** Start **
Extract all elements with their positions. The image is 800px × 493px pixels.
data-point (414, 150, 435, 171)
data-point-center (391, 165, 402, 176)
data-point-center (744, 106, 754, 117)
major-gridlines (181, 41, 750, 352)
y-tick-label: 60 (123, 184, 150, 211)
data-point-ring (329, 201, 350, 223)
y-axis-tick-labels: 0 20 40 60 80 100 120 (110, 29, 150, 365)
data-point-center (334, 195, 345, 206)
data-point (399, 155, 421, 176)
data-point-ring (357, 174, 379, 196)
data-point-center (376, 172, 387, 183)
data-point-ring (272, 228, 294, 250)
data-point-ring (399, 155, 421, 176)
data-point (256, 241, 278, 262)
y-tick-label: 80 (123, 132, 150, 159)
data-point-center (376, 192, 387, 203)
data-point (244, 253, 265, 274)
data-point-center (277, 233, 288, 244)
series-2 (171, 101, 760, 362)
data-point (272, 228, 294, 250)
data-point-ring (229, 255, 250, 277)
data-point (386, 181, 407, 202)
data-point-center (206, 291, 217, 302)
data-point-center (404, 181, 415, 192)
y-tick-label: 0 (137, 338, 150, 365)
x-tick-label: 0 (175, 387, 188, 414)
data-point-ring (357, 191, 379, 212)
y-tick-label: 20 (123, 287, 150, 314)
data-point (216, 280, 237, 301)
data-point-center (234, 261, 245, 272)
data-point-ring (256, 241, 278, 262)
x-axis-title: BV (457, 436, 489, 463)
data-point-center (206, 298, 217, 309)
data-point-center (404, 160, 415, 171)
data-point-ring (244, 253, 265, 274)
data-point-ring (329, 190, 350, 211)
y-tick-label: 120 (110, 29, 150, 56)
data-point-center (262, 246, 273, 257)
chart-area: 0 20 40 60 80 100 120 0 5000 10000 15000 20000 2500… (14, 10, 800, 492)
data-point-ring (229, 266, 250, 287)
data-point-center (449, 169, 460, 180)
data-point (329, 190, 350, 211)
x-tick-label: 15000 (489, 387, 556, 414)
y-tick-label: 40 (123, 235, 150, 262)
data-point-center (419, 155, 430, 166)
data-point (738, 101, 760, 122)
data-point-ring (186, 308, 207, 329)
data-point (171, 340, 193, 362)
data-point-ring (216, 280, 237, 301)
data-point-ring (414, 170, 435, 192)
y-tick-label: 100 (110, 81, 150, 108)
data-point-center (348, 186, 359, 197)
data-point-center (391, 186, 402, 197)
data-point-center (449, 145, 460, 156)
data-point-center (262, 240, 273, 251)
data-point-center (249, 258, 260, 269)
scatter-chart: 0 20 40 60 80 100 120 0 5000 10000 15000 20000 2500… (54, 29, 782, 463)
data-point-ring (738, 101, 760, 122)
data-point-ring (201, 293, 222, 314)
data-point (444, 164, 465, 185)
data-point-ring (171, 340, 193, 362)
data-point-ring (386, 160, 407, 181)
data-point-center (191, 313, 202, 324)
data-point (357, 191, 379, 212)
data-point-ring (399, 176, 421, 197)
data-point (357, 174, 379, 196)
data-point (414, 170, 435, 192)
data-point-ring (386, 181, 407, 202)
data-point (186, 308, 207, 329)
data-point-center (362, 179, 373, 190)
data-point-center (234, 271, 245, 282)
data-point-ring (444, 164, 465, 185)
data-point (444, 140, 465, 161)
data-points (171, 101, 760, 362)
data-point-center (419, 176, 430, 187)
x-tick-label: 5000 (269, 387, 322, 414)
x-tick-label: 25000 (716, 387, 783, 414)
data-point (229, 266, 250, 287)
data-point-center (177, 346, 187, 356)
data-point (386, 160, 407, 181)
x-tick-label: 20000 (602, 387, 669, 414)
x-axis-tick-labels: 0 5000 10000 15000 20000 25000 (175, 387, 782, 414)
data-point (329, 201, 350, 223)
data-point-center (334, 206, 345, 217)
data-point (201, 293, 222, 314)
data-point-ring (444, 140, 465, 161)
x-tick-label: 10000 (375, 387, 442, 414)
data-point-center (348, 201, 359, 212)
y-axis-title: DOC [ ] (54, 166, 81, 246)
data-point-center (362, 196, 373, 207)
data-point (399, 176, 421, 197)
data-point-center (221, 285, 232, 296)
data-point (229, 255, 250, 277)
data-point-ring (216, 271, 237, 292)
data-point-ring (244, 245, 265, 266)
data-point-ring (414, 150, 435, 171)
** End **
YOUR INSTRUCTIONS:
Please copy out the lines of the records word for word, starting at the very first line and continuing through the line containing "data-point (399, 155, 421, 176)", with both included.

WRITTEN REPLY:
Extract all elements with their positions. The image is 800px × 493px pixels.
data-point (414, 150, 435, 171)
data-point-center (391, 165, 402, 176)
data-point-center (744, 106, 754, 117)
major-gridlines (181, 41, 750, 352)
y-tick-label: 60 (123, 184, 150, 211)
data-point-ring (329, 201, 350, 223)
y-axis-tick-labels: 0 20 40 60 80 100 120 (110, 29, 150, 365)
data-point-center (334, 195, 345, 206)
data-point (399, 155, 421, 176)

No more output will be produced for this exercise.